Problem: Provide nothing beyond the count of lines that include the string "诗中有色彩".

Exercise data:
● ● ●

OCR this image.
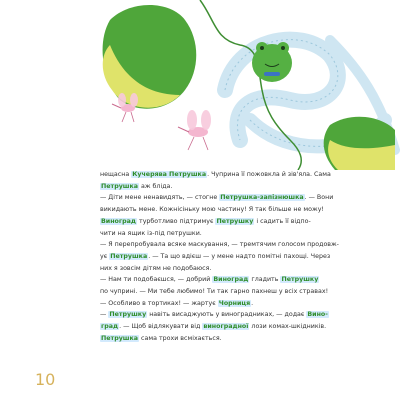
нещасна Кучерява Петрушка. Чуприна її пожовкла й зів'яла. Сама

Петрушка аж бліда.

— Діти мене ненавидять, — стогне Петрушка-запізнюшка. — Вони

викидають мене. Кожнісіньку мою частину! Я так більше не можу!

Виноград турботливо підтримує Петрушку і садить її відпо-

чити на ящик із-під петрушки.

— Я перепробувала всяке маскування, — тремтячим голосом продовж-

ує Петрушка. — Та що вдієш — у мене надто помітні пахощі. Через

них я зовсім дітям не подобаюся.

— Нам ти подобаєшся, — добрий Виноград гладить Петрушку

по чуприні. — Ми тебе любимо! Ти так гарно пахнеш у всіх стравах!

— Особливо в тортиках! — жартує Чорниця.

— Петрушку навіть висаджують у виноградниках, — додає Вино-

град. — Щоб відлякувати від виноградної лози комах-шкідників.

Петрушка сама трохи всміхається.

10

● ● ●

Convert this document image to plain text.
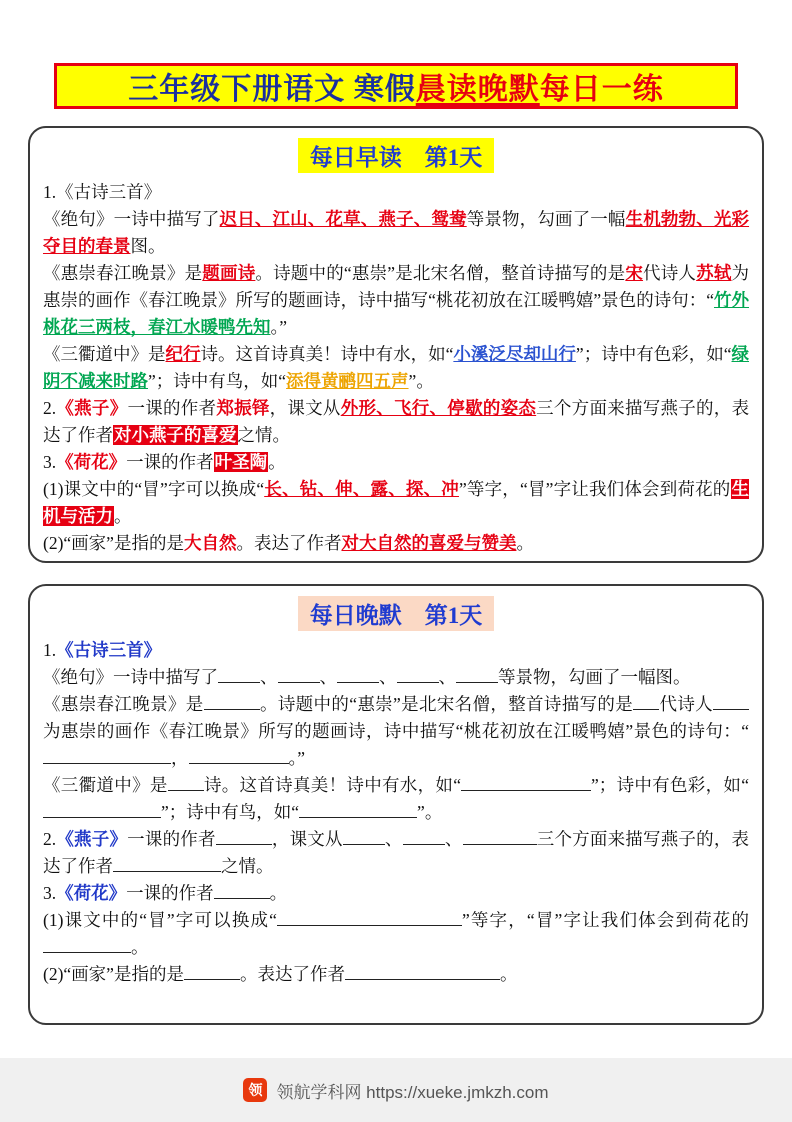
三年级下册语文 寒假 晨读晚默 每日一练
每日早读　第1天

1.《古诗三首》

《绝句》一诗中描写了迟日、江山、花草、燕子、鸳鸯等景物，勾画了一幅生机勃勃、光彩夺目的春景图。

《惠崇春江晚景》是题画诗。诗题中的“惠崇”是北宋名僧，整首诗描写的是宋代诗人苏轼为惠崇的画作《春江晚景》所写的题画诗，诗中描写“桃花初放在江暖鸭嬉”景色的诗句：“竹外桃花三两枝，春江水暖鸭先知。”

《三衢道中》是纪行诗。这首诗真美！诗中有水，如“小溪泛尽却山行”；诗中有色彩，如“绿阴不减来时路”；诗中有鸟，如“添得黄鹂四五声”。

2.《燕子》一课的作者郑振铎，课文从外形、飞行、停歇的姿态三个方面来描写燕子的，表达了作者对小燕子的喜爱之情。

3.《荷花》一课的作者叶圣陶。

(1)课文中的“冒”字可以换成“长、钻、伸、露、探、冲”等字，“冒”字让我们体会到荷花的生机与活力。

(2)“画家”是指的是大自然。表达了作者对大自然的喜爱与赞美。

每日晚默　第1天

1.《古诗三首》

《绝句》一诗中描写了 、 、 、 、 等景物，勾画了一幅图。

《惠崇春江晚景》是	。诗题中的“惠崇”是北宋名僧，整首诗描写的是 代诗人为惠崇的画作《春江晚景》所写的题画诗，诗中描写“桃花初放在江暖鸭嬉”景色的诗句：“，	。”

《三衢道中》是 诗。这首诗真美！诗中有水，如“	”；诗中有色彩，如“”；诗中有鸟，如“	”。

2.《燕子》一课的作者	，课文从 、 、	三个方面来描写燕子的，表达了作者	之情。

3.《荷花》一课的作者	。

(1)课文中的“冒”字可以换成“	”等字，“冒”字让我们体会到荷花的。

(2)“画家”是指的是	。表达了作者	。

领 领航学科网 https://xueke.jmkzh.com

● ● ●

Expected answer: 2